Exercise goal:
Pick up the Ssangyong Musso off-road review after its final sentence and keep writing it.

Provided text:
╭──

That improved control afforded by the new suspension is also there when you leave the blacktop and hit the tracks as the Musso now tackles bumps and potholes with less kickback through the vehicle or upsetting of the chassis.
More significant is the added ride height, as we rolled over erosion humps without scraping the belly on this Musso where the standard one would have required special care to get over unscathed. At 3210mm this is still a long wheelbase vehicle and you need to be wary of the belly over ledges and drop-offs.
There’s no escaping that massive rear overhang though and even with the taller ride height, we still touched down on the tail a few times. Thankfully we kept the rear bumper intact this time around, the optional tow bar providing a bit of protection there.
The 420Nm diesel engine chugs along nicely in low-range crawling delivering its torque from as low as 1400rpm. The Musso has to make do with its electronic traction control for those instances where it lifts a wheel or there’s simply no grip as there are no other traction aids such as a user-lockable rear differential. Ssangyong does specify the rear diff as being an auto-locking limited slip unit and that works well for it on gravel, but we found it a bit slow to react when the going gets rougher.

╰──

Listed entries:
╭──

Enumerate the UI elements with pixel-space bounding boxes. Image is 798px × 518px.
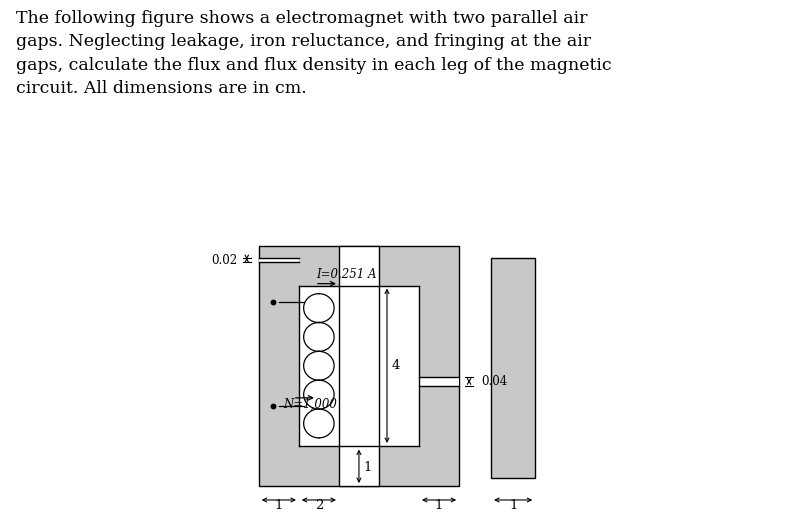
Text: I=0.251 A: I=0.251 A	[316, 268, 376, 281]
Bar	[379, 285, 419, 446]
Text: 1: 1	[435, 499, 443, 512]
Bar	[339, 246, 379, 486]
Bar	[259, 246, 459, 486]
Bar	[299, 285, 339, 446]
Bar	[419, 377, 459, 386]
Bar	[491, 257, 535, 478]
Text: The following figure shows a electromagnet with two parallel air
gaps. Neglectin: The following figure shows a electromagn…	[16, 10, 611, 97]
Text: N=1,000: N=1,000	[282, 398, 337, 411]
Text: 2: 2	[314, 499, 323, 512]
Text: 0.02: 0.02	[211, 253, 238, 267]
Text: 1: 1	[363, 462, 371, 474]
Text: 0.04: 0.04	[481, 375, 508, 388]
Text: 4: 4	[392, 359, 400, 372]
Text: 1: 1	[509, 499, 517, 512]
Text: 1: 1	[275, 499, 283, 512]
Bar	[259, 257, 299, 263]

╰──

Expected answer:
The Hankook Dynapro AT tyres fitted to this Musso helped with traction and stability on the gravel roads as well.
The long wheelbase XLV version of the Musso might not be the ute for you if heavy-duty off-road driving is what you’re chasing, but it is capable enough for most users over most terrain that they are likely to encounter. It is made that extra bit capable with the upgraded suspension.
With its wide cabin, massive cargo tub, 3500kg towing and 800kg payload (coil spring XLV) the Musso delivers large on usability be it for family, trade or touring use. This practicality is amplified with the quality accessories fitted to this vehicle and not just the suspension.
The approved canopy comes from Carryboy and we reckon fitting it really helps the aesthetic of the Musso, putting its somewhat ungainly large appearance in to better proportions. Better still, a lockable canopy protects your belongings against the elements and adds some security to the cargo tub. A great feature of the Carryboy canopy is that all the locks, including the tailgate and side windows, are synched to the central locking so it’s a one-button press to unlock the openings for easy access.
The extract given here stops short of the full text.